## Data extract:
=======

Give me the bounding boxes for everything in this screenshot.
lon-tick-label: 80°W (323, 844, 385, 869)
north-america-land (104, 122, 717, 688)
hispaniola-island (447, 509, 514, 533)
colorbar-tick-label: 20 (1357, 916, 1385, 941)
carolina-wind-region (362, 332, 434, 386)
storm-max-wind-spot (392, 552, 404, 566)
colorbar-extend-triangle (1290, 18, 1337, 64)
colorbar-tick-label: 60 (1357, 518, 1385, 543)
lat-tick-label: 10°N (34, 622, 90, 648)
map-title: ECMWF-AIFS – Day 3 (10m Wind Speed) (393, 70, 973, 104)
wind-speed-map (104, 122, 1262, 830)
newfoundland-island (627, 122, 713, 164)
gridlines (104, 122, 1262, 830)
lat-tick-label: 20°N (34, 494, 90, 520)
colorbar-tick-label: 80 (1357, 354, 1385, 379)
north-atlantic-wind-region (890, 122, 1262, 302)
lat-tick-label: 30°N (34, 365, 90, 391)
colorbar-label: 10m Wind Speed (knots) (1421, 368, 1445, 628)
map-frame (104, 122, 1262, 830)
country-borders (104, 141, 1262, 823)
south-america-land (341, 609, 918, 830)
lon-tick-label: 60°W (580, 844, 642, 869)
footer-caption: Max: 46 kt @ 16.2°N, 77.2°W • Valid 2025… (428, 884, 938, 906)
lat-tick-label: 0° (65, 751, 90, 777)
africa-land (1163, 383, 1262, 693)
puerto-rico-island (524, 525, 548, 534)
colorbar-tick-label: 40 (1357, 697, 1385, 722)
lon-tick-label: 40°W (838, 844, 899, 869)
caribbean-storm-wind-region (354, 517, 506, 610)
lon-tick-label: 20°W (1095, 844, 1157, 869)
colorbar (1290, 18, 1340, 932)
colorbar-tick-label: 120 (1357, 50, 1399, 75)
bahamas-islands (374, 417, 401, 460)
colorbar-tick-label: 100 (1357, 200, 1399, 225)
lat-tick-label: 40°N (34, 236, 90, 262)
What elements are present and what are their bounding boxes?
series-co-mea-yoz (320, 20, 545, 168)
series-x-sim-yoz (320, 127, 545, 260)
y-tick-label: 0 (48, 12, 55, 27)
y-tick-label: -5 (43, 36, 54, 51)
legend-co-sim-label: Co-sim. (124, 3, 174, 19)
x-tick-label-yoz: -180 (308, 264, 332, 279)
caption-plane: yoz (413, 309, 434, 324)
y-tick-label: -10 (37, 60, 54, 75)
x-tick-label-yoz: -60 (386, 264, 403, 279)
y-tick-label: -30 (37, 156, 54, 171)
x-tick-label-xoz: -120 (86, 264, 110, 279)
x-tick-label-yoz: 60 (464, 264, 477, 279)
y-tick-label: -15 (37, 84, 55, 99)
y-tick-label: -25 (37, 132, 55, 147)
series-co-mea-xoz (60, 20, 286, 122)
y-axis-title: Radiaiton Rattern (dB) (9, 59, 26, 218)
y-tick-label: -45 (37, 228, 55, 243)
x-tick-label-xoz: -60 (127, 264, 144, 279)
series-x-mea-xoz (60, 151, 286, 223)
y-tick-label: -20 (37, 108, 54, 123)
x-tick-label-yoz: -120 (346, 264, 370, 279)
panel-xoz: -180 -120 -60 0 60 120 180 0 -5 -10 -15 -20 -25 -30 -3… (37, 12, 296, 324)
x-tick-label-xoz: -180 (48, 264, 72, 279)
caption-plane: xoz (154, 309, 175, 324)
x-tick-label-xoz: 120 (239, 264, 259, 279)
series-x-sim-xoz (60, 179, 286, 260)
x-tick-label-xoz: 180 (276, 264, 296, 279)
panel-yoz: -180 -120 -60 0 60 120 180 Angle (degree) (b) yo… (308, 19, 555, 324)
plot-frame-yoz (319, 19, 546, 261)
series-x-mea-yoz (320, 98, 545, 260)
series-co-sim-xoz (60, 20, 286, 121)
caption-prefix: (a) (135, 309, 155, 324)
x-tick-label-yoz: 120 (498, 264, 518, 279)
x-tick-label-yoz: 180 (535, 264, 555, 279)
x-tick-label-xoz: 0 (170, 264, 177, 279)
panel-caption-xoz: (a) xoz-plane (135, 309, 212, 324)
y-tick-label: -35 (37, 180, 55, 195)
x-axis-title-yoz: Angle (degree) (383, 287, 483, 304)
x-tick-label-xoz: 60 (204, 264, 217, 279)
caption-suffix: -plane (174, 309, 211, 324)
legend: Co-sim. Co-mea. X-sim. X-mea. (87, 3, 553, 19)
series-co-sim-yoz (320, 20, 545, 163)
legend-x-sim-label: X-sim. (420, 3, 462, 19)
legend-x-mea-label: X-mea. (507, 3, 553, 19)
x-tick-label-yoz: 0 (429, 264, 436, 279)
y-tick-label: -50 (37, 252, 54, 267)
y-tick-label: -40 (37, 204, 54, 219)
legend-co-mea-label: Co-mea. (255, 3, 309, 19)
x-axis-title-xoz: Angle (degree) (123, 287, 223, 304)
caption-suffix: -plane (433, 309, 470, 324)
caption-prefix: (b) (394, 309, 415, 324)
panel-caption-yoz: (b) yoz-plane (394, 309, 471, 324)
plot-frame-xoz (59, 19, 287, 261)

=======

## Given instruction:
Rewrite the lines as a numbered list, beginning with the first line of the rows and stopping after the line that contains "y-tick-label: -45 (37, 228, 55, 243)", and leave out any blank lines.

## Solution to the problem:
1. Give me the bounding boxes for everything in this screenshot.
2. lon-tick-label: 80°W (323, 844, 385, 869)
3. north-america-land (104, 122, 717, 688)
4. hispaniola-island (447, 509, 514, 533)
5. colorbar-tick-label: 20 (1357, 916, 1385, 941)
6. carolina-wind-region (362, 332, 434, 386)
7. storm-max-wind-spot (392, 552, 404, 566)
8. colorbar-extend-triangle (1290, 18, 1337, 64)
9. colorbar-tick-label: 60 (1357, 518, 1385, 543)
10. lat-tick-label: 10°N (34, 622, 90, 648)
11. map-title: ECMWF-AIFS – Day 3 (10m Wind Speed) (393, 70, 973, 104)
12. wind-speed-map (104, 122, 1262, 830)
13. newfoundland-island (627, 122, 713, 164)
14. gridlines (104, 122, 1262, 830)
15. lat-tick-label: 20°N (34, 494, 90, 520)
16. colorbar-tick-label: 80 (1357, 354, 1385, 379)
17. north-atlantic-wind-region (890, 122, 1262, 302)
18. lat-tick-label: 30°N (34, 365, 90, 391)
19. colorbar-label: 10m Wind Speed (knots) (1421, 368, 1445, 628)
20. map-frame (104, 122, 1262, 830)
21. country-borders (104, 141, 1262, 823)
22. south-america-land (341, 609, 918, 830)
23. lon-tick-label: 60°W (580, 844, 642, 869)
24. footer-caption: Max: 46 kt @ 16.2°N, 77.2°W • Valid 2025… (428, 884, 938, 906)
25. lat-tick-label: 0° (65, 751, 90, 777)
26. africa-land (1163, 383, 1262, 693)
27. puerto-rico-island (524, 525, 548, 534)
28. colorbar-tick-label: 40 (1357, 697, 1385, 722)
29. lon-tick-label: 40°W (838, 844, 899, 869)
30. caribbean-storm-wind-region (354, 517, 506, 610)
31. lon-tick-label: 20°W (1095, 844, 1157, 869)
32. colorbar (1290, 18, 1340, 932)
33. colorbar-tick-label: 120 (1357, 50, 1399, 75)
34. bahamas-islands (374, 417, 401, 460)
35. colorbar-tick-label: 100 (1357, 200, 1399, 225)
36. lat-tick-label: 40°N (34, 236, 90, 262)
37. What elements are present and what are their bounding boxes?
38. series-co-mea-yoz (320, 20, 545, 168)
39. series-x-sim-yoz (320, 127, 545, 260)
40. y-tick-label: 0 (48, 12, 55, 27)
41. y-tick-label: -5 (43, 36, 54, 51)
42. legend-co-sim-label: Co-sim. (124, 3, 174, 19)
43. x-tick-label-yoz: -180 (308, 264, 332, 279)
44. caption-plane: yoz (413, 309, 434, 324)
45. y-tick-label: -10 (37, 60, 54, 75)
46. x-tick-label-yoz: -60 (386, 264, 403, 279)
47. y-tick-label: -30 (37, 156, 54, 171)
48. x-tick-label-xoz: -120 (86, 264, 110, 279)
49. x-tick-label-yoz: 60 (464, 264, 477, 279)
50. y-tick-label: -15 (37, 84, 55, 99)
51. y-tick-label: -25 (37, 132, 55, 147)
52. series-co-mea-xoz (60, 20, 286, 122)
53. y-axis-title: Radiaiton Rattern (dB) (9, 59, 26, 218)
54. y-tick-label: -45 (37, 228, 55, 243)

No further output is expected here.